THE RECORDS =>
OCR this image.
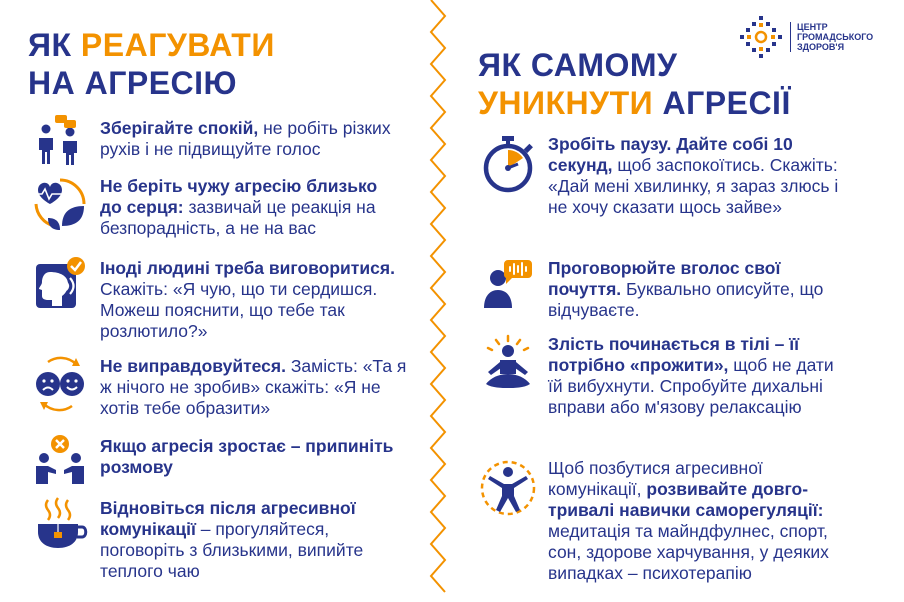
ЯК РЕАГУВАТИ
НА АГРЕСІЮ	ЯК САМОМУ
УНИКНУТИ АГРЕСІЇ
ЦЕНТР
ГРОМАДСЬКОГО
ЗДОРОВ'Я
Зберігайте спокій, не робіть різких рухів і не підвищуйте голос
Не беріть чужу агресію близько до серця: зазвичай це реакція на безпорадність, а не на вас
Іноді людині треба виговоритися. Скажіть: «Я чую, що ти сердишся. Можеш пояснити, що тебе так розлютило?»
Не виправдовуйтеся. Замість: «Та я ж нічого не зробив» скажіть: «Я не хотів тебе образити»
Якщо агресія зростає – припиніть розмову
Відновіться після агресивної комунікації – прогуляйтеся, поговоріть з близькими, випийте теплого чаю
Зробіть паузу. Дайте собі 10 секунд, щоб заспокоїтись. Скажіть: «Дай мені хвилинку, я зараз злюсь і не хочу сказати щось зайве»
Проговорюйте вголос свої почуття. Буквально описуйте, що відчуваєте.
Злість починається в тілі – її потрібно «прожити», щоб не дати їй вибухнути. Спробуйте дихальні вправи або м'язову релаксацію
Щоб позбутися агресивної комунікації, розвивайте довго-тривалі навички саморегуляції: медитація та майндфулнес, спорт, сон, здорове харчування, у деяких випадках – психотерапію
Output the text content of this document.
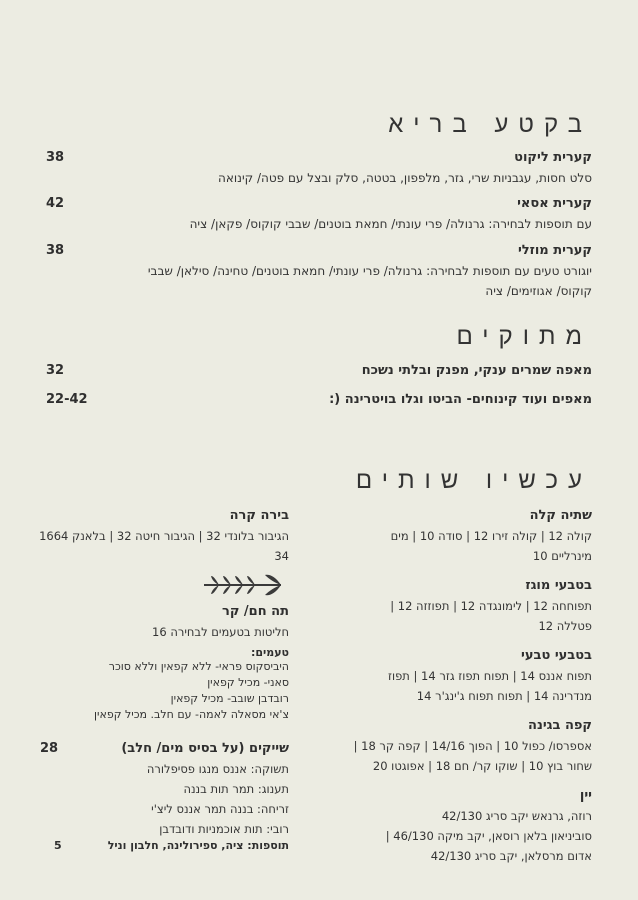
בקטע בריא
קערית ליקוט
38
סלט חסות, עגבניות שרי, גזר, מלפפון, בטטה, סלק ובצל עם פטה/ קינואה
קערית אסאי
42
עם תוספות לבחירה: גרנולה/ פרי עונתי/ חמאת בוטנים/ שבבי קוקוס/ פקאן/ ציה
קערית מוזלי
38
יוגורט טעים עם תוספות לבחירה: גרנולה/ פרי עונתי/ חמאת בוטנים/ טחינה/ סילאן/ שבבי קוקוס/ אגוזימים/ ציה
מתוקים
מאפה שמרים ענקי, מפנק ובלתי נשכח
32
מאפים ועוד קינוחים- הביטו וגלו בויטרינה (:
22-42
עכשיו שותים
שתיה קלה
קולה 12 | קולה זירו 12 | סודה 10 | מים מינרליים 10
בטבעי מוגז
תפוחחה 12 | לימונגדה 12 | תפוזזה 12 | פטללה 12
בטבעי טבעי
תפוח אננס 14 | תפוח תפוז גזר 14 | תפוז מנדרינה 14 | תפוח תפוח ג'ינג'ר 14
קפה בגינה
אספרסו/ כפול 10 | הפוך 14/16 | קפה קר 18 | שחור בוץ 10 | שוקו קר/ חם 18 | אפוגטו 20
יין
רוזה, גרנאש יקב סריג 42/130
סוביניאון בלאן רוסאן, יקב מיקה 46/130 |
אדום מרסלאן, יקב סריג 42/130
בירה קרה
הגיבור בלונדי 32 | הגיבור חיטה 32 | בלאנק 1664 34
תה חם/ קר
חליטות בטעמים לבחירה 16
טעמים:
היביסקוס פראי- ללא קפאין וללא סוכר
סאני- מכיל קפאין
רובדבן שובב- מכיל קפאין
צ'אי מסאלה לאמה- עם חלב. מכיל קפאין
שייקים (על בסיס מים/ חלב)
28
תשוקה: אננס מנגו פסיפלורה
תענוג: תמר תות בננה
זריחה: בננה תמר אננס ליצ'י
רובי: תות אוכמניות ודובדבן
תוספות: ציה, ספירולינה, חלבון וניל
5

WHAT YOU ARE ASKED TO DO =>
Answer with a single number: the count of lines holding the word "חמאת".

THE OUTPUT =>
2